■ What you are asked to do
Copy out every line of the records where the string "overline" occurs.

----------

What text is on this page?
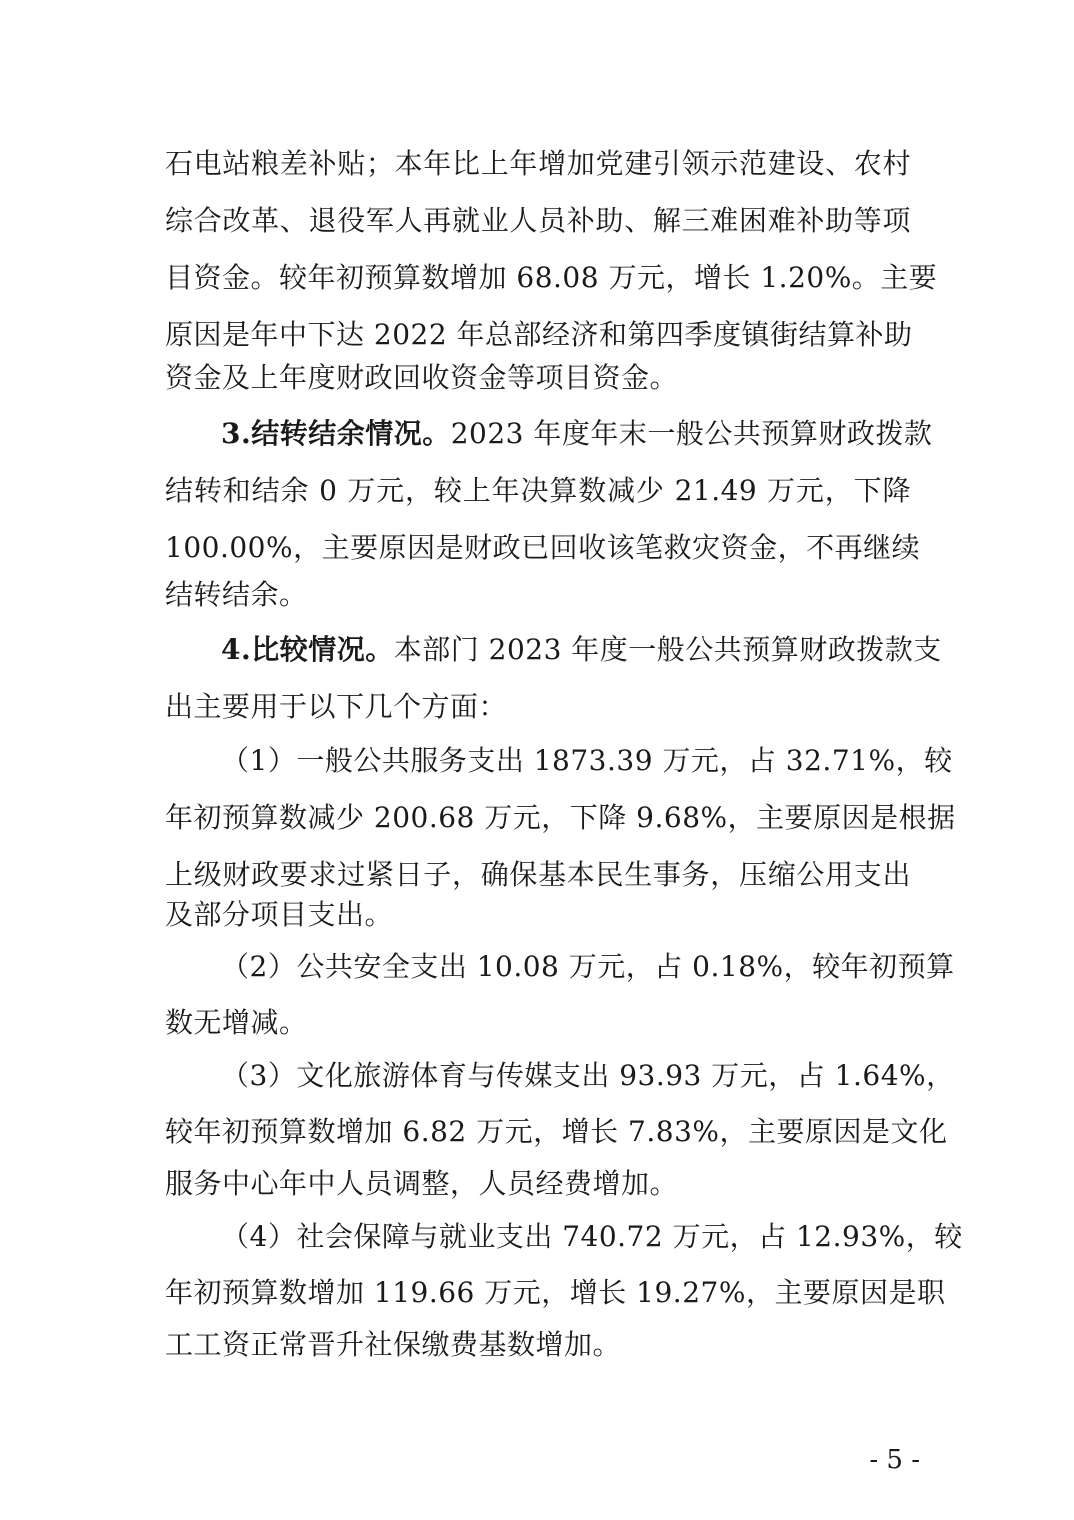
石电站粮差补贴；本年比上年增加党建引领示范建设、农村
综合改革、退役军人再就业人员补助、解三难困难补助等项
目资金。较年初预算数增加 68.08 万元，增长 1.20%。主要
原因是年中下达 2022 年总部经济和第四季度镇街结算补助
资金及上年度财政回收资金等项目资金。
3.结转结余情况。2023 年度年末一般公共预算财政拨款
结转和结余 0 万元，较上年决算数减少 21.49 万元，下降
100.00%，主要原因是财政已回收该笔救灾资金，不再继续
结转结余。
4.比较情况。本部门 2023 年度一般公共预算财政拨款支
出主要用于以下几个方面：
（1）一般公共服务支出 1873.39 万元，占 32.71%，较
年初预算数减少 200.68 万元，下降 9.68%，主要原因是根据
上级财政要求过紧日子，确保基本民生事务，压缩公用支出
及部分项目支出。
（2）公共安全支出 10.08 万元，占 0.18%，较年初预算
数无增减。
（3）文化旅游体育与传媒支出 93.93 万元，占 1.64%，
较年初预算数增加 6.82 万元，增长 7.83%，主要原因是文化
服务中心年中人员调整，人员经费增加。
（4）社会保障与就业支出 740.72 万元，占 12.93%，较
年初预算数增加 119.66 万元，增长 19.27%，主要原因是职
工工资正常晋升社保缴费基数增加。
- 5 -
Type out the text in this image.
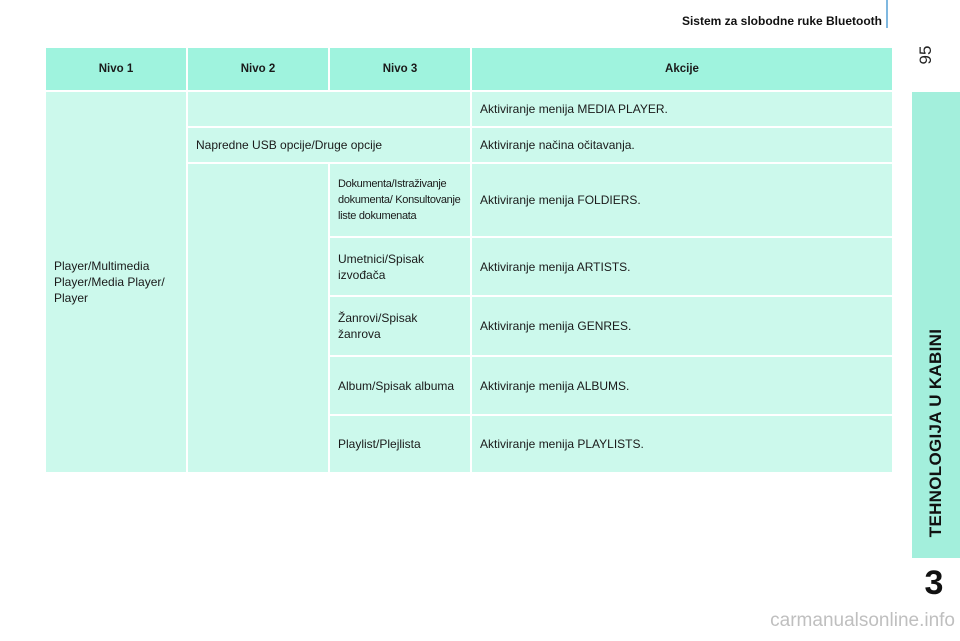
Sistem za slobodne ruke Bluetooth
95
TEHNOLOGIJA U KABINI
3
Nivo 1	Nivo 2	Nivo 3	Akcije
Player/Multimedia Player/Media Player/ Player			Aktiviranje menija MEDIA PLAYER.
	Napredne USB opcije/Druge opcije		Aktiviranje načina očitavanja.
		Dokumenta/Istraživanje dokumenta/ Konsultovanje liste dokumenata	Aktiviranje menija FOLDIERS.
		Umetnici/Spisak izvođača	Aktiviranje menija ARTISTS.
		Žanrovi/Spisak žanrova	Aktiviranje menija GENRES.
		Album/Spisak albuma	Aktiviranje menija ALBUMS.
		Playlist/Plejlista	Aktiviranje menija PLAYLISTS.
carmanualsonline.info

----------

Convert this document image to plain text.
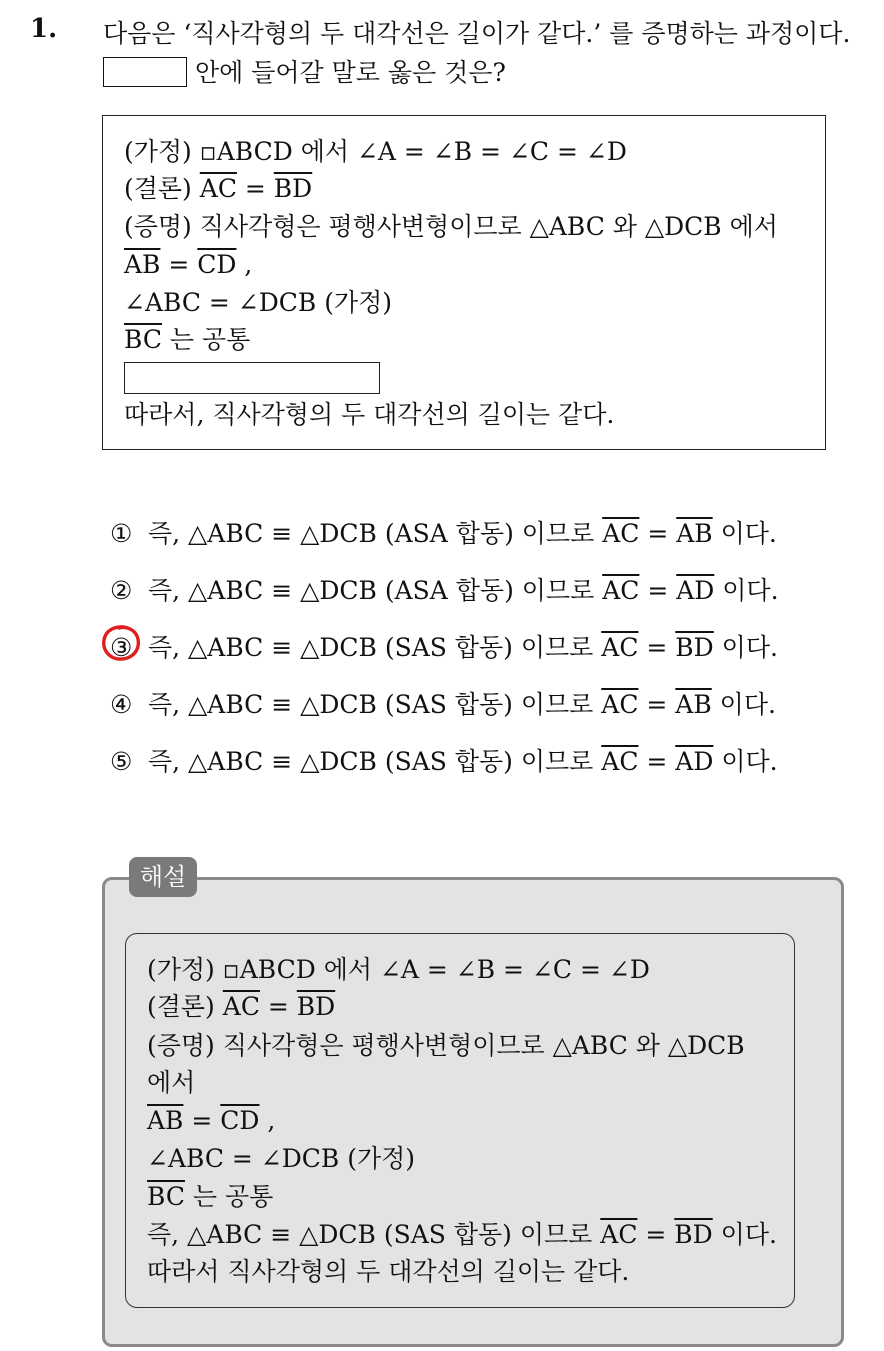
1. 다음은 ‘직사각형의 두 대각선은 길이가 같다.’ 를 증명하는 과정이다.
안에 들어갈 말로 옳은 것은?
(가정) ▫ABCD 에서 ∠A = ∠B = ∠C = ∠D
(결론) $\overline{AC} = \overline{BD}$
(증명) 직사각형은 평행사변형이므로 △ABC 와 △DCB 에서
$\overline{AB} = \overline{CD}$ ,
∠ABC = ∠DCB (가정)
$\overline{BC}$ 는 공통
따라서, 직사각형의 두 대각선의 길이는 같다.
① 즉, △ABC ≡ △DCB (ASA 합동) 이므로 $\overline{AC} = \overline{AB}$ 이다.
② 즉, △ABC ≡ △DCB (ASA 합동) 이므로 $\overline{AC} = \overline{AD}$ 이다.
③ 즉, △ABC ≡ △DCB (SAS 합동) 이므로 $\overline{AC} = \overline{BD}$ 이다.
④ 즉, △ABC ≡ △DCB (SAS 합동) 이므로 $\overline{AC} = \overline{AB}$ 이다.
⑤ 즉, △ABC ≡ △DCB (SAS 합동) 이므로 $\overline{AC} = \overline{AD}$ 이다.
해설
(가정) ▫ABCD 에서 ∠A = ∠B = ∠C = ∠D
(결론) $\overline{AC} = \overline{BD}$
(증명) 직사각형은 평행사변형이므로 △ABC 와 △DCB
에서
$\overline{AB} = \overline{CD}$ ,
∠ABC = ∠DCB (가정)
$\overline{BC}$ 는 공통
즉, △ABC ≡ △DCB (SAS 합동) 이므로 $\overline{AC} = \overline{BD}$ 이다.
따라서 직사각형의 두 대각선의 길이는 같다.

----------

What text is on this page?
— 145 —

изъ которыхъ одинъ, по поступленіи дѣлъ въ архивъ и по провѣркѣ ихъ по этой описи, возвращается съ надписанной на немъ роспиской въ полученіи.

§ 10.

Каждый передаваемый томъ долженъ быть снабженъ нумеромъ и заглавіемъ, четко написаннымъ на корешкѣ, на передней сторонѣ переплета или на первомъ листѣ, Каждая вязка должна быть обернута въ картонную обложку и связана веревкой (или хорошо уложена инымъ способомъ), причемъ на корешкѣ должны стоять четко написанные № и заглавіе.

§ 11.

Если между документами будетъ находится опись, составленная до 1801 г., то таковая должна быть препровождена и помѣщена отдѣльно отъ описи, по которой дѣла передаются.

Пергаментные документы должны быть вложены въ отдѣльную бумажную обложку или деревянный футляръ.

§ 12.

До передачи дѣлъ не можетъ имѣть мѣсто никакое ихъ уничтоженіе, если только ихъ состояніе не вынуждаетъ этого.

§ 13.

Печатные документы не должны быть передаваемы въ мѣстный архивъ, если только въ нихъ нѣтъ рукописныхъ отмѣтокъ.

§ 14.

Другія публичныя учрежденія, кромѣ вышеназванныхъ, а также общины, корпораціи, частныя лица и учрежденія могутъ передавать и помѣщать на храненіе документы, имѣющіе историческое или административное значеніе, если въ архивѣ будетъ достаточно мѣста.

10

----------

■ Solved exercise
(결론) $\overline{AC} = \overline{BD}$
$\overline{AB} = \overline{CD}$ ,
$\overline{BC}$ 는 공통
① 즉, △ABC ≡ △DCB (ASA 합동) 이므로 $\overline{AC} = \overline{AB}$ 이다.
② 즉, △ABC ≡ △DCB (ASA 합동) 이므로 $\overline{AC} = \overline{AD}$ 이다.
③ 즉, △ABC ≡ △DCB (SAS 합동) 이므로 $\overline{AC} = \overline{BD}$ 이다.
④ 즉, △ABC ≡ △DCB (SAS 합동) 이므로 $\overline{AC} = \overline{AB}$ 이다.
⑤ 즉, △ABC ≡ △DCB (SAS 합동) 이므로 $\overline{AC} = \overline{AD}$ 이다.
(결론) $\overline{AC} = \overline{BD}$
$\overline{AB} = \overline{CD}$ ,
$\overline{BC}$ 는 공통
즉, △ABC ≡ △DCB (SAS 합동) 이므로 $\overline{AC} = \overline{BD}$ 이다.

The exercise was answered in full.